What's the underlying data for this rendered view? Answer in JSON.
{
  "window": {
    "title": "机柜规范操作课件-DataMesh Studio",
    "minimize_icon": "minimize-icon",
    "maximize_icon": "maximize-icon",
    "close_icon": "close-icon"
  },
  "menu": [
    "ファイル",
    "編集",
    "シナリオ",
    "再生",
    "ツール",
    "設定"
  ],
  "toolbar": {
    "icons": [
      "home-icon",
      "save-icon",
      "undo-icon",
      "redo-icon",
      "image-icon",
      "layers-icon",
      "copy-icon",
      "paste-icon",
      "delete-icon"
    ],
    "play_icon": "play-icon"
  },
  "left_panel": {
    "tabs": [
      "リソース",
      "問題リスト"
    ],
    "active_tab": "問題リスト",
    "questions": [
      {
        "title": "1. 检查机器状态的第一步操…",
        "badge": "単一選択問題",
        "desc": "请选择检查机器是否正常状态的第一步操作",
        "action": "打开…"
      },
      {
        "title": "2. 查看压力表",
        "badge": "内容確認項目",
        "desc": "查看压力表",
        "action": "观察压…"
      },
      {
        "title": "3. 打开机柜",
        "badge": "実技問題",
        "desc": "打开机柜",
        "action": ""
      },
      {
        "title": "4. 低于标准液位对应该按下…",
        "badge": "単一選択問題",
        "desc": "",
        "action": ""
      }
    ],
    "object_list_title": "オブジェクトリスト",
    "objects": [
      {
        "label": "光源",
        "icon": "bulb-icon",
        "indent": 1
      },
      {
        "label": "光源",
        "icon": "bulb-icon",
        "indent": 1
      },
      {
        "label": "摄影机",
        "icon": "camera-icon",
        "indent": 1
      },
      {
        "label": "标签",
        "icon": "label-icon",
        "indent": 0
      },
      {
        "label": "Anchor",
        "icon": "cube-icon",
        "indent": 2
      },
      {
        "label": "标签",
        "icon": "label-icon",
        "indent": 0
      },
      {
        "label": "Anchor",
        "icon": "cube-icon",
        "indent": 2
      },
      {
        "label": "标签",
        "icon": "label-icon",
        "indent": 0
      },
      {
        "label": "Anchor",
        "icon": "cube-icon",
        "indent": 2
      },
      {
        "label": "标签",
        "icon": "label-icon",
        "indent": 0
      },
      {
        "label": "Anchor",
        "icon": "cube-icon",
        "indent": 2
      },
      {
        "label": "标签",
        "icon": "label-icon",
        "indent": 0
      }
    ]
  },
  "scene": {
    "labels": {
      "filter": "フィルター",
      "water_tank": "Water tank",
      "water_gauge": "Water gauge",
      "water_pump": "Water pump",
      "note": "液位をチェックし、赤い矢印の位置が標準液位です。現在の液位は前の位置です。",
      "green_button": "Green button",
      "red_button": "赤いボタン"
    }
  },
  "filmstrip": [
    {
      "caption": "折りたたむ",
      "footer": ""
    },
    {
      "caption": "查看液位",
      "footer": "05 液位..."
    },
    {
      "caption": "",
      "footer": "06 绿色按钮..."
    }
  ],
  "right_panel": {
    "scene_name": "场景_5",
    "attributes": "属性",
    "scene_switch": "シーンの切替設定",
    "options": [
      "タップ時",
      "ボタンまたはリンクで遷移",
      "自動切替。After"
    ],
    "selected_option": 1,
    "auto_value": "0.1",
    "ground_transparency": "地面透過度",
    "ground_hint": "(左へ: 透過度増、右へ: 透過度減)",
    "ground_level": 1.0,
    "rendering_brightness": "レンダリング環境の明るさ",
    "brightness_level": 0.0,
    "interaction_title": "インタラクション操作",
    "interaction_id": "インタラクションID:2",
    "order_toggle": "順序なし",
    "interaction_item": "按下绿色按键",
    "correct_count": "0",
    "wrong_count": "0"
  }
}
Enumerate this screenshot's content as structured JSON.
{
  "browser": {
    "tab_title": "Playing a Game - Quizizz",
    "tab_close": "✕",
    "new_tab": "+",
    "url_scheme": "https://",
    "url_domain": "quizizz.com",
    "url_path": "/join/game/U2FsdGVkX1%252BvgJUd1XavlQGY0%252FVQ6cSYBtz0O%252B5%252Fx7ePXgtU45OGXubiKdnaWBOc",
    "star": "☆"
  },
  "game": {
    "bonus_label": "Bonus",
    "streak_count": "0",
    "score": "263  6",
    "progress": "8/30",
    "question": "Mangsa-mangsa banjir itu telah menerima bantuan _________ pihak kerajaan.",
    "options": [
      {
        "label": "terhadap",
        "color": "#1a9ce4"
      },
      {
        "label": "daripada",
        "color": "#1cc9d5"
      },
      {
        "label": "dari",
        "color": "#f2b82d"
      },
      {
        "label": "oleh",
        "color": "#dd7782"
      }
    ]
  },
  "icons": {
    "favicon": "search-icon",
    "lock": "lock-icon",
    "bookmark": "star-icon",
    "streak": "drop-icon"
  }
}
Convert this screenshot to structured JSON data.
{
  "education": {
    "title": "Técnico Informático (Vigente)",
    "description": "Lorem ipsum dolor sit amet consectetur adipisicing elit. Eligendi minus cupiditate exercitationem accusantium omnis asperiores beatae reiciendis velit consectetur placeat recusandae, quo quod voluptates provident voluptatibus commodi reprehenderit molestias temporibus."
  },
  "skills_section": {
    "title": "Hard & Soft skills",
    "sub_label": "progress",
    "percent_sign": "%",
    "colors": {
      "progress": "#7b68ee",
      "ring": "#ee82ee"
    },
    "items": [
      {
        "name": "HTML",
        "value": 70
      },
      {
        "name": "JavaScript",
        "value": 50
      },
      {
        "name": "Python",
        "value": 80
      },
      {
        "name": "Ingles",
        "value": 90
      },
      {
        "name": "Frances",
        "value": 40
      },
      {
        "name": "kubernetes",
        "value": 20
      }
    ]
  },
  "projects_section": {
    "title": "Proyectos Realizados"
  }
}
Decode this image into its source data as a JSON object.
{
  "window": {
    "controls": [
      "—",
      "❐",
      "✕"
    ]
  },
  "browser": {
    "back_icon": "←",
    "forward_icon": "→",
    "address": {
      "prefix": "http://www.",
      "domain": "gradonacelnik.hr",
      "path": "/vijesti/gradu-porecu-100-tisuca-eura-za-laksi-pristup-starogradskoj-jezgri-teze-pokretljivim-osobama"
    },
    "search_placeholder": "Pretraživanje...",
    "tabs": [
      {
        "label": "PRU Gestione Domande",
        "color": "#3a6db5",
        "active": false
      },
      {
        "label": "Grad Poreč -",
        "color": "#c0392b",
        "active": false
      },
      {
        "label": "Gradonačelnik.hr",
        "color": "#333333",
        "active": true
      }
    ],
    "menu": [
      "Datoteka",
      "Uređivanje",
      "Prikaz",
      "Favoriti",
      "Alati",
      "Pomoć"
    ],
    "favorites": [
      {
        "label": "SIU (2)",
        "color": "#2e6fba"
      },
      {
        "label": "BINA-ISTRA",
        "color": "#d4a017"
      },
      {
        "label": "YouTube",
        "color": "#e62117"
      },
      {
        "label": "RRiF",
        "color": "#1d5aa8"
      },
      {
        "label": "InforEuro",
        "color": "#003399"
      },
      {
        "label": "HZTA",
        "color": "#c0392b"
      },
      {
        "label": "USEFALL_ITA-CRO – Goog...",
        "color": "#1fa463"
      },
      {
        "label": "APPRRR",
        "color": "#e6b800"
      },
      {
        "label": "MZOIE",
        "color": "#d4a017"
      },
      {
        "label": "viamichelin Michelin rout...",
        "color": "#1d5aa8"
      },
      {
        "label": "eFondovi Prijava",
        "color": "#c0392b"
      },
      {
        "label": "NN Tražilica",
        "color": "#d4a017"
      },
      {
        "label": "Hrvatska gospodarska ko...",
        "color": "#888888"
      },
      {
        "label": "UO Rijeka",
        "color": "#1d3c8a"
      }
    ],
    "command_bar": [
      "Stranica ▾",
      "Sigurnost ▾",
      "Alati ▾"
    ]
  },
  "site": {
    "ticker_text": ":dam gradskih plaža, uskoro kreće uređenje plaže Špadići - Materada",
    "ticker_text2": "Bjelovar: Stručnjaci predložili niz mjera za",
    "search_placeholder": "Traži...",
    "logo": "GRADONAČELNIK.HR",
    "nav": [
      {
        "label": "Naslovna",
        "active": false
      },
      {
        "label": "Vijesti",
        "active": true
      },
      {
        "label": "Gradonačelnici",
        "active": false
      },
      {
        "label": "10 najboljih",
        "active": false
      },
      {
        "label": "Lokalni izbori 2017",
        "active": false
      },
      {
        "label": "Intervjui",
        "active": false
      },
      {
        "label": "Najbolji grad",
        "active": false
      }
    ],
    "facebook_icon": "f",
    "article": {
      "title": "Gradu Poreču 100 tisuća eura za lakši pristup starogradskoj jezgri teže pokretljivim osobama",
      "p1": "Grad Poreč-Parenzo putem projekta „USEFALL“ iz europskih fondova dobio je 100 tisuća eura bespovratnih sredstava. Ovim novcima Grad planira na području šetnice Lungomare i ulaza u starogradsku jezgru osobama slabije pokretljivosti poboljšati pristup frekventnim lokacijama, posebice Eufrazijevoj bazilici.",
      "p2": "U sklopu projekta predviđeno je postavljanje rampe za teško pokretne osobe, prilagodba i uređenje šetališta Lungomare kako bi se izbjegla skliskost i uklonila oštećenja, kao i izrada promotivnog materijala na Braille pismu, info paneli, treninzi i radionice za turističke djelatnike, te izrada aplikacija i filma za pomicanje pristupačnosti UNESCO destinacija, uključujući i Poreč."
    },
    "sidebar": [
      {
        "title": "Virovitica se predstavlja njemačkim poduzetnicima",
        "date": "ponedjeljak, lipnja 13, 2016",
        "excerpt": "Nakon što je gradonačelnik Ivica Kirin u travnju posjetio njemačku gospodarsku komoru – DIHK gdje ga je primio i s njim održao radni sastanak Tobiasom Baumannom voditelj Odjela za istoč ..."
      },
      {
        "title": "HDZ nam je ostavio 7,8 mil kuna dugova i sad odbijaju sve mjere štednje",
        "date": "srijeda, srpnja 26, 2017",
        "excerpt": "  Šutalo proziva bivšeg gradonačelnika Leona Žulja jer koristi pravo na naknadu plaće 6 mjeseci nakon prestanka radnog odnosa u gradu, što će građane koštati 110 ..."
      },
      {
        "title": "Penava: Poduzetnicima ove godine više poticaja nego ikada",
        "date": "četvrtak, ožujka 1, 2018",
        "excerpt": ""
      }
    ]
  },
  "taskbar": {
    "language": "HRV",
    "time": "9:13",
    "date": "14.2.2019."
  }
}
--------------------------------------------------
Aim | Write out every line from the entries where "uređenje" appears.

Task solution |
    "ticker_text": ":dam gradskih plaža, uskoro kreće uređenje plaže Špadići - Materada",
      "p2": "U sklopu projekta predviđeno je postavljanje rampe za teško pokretne osobe, prilagodba i uređenje šetališta Lungomare kako bi se izbjegla skliskost i uklonila oštećenja, kao i izrada promotivnog materijala na Braille pismu, info paneli, treninzi i radionice za turističke djelatnike, te izrada aplikacija i filma za pomicanje pristupačnosti UNESCO destinacija, uključujući i Poreč."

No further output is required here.